• **The exercise**
Restate the data word for word and leave the images out.

━━━━━ Data entries ━━━━━

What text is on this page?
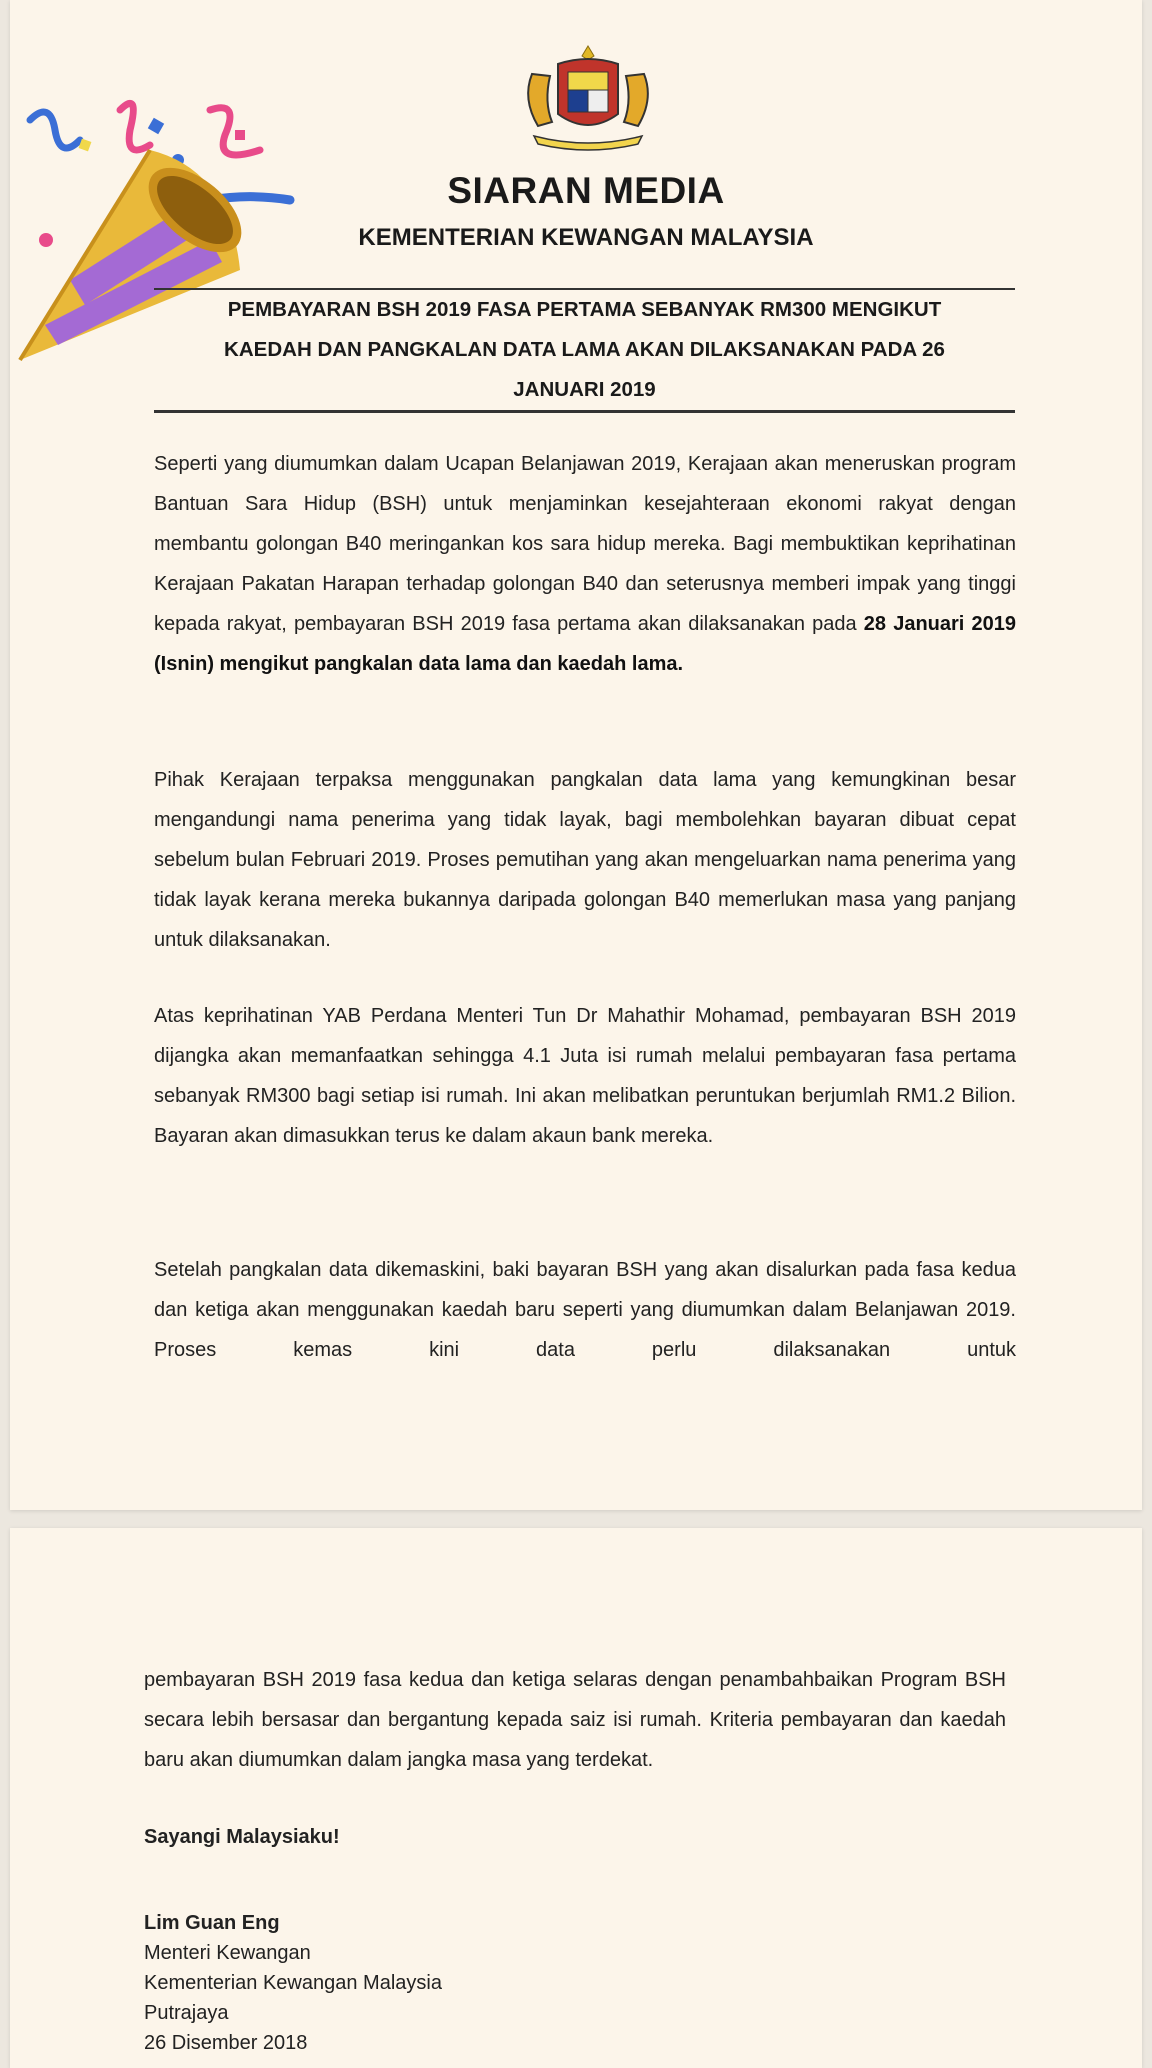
SIARAN MEDIA
KEMENTERIAN KEWANGAN MALAYSIA
PEMBAYARAN BSH 2019 FASA PERTAMA SEBANYAK RM300 MENGIKUT
KAEDAH DAN PANGKALAN DATA LAMA AKAN DILAKSANAKAN PADA 26
JANUARI 2019

Seperti yang diumumkan dalam Ucapan Belanjawan 2019, Kerajaan akan meneruskan program Bantuan Sara Hidup (BSH) untuk menjaminkan kesejahteraan ekonomi rakyat dengan membantu golongan B40 meringankan kos sara hidup mereka. Bagi membuktikan keprihatinan Kerajaan Pakatan Harapan terhadap golongan B40 dan seterusnya memberi impak yang tinggi kepada rakyat, pembayaran BSH 2019 fasa pertama akan dilaksanakan pada 28 Januari 2019 (Isnin) mengikut pangkalan data lama dan kaedah lama.

Pihak Kerajaan terpaksa menggunakan pangkalan data lama yang kemungkinan besar mengandungi nama penerima yang tidak layak, bagi membolehkan bayaran dibuat cepat sebelum bulan Februari 2019. Proses pemutihan yang akan mengeluarkan nama penerima yang tidak layak kerana mereka bukannya daripada golongan B40 memerlukan masa yang panjang untuk dilaksanakan.

Atas keprihatinan YAB Perdana Menteri Tun Dr Mahathir Mohamad, pembayaran BSH 2019 dijangka akan memanfaatkan sehingga 4.1 Juta isi rumah melalui pembayaran fasa pertama sebanyak RM300 bagi setiap isi rumah. Ini akan melibatkan peruntukan berjumlah RM1.2 Bilion. Bayaran akan dimasukkan terus ke dalam akaun bank mereka.

Setelah pangkalan data dikemaskini, baki bayaran BSH yang akan disalurkan pada fasa kedua dan ketiga akan menggunakan kaedah baru seperti yang diumumkan dalam Belanjawan 2019. Proses kemas kini data perlu dilaksanakan untuk

pembayaran BSH 2019 fasa kedua dan ketiga selaras dengan penambahbaikan Program BSH secara lebih bersasar dan bergantung kepada saiz isi rumah. Kriteria pembayaran dan kaedah baru akan diumumkan dalam jangka masa yang terdekat.

Sayangi Malaysiaku!

Lim Guan Eng

Menteri Kewangan

Kementerian Kewangan Malaysia

Putrajaya

26 Disember 2018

━━━━━

• **Written reply**
What text is on this page?
SIARAN MEDIA
KEMENTERIAN KEWANGAN MALAYSIA
PEMBAYARAN BSH 2019 FASA PERTAMA SEBANYAK RM300 MENGIKUT
KAEDAH DAN PANGKALAN DATA LAMA AKAN DILAKSANAKAN PADA 26
JANUARI 2019

Seperti yang diumumkan dalam Ucapan Belanjawan 2019, Kerajaan akan meneruskan program Bantuan Sara Hidup (BSH) untuk menjaminkan kesejahteraan ekonomi rakyat dengan membantu golongan B40 meringankan kos sara hidup mereka. Bagi membuktikan keprihatinan Kerajaan Pakatan Harapan terhadap golongan B40 dan seterusnya memberi impak yang tinggi kepada rakyat, pembayaran BSH 2019 fasa pertama akan dilaksanakan pada 28 Januari 2019 (Isnin) mengikut pangkalan data lama dan kaedah lama.

Pihak Kerajaan terpaksa menggunakan pangkalan data lama yang kemungkinan besar mengandungi nama penerima yang tidak layak, bagi membolehkan bayaran dibuat cepat sebelum bulan Februari 2019. Proses pemutihan yang akan mengeluarkan nama penerima yang tidak layak kerana mereka bukannya daripada golongan B40 memerlukan masa yang panjang untuk dilaksanakan.

Atas keprihatinan YAB Perdana Menteri Tun Dr Mahathir Mohamad, pembayaran BSH 2019 dijangka akan memanfaatkan sehingga 4.1 Juta isi rumah melalui pembayaran fasa pertama sebanyak RM300 bagi setiap isi rumah. Ini akan melibatkan peruntukan berjumlah RM1.2 Bilion. Bayaran akan dimasukkan terus ke dalam akaun bank mereka.

Setelah pangkalan data dikemaskini, baki bayaran BSH yang akan disalurkan pada fasa kedua dan ketiga akan menggunakan kaedah baru seperti yang diumumkan dalam Belanjawan 2019. Proses kemas kini data perlu dilaksanakan untuk

pembayaran BSH 2019 fasa kedua dan ketiga selaras dengan penambahbaikan Program BSH secara lebih bersasar dan bergantung kepada saiz isi rumah. Kriteria pembayaran dan kaedah baru akan diumumkan dalam jangka masa yang terdekat.

Sayangi Malaysiaku!

Lim Guan Eng

Menteri Kewangan

Kementerian Kewangan Malaysia

Putrajaya

26 Disember 2018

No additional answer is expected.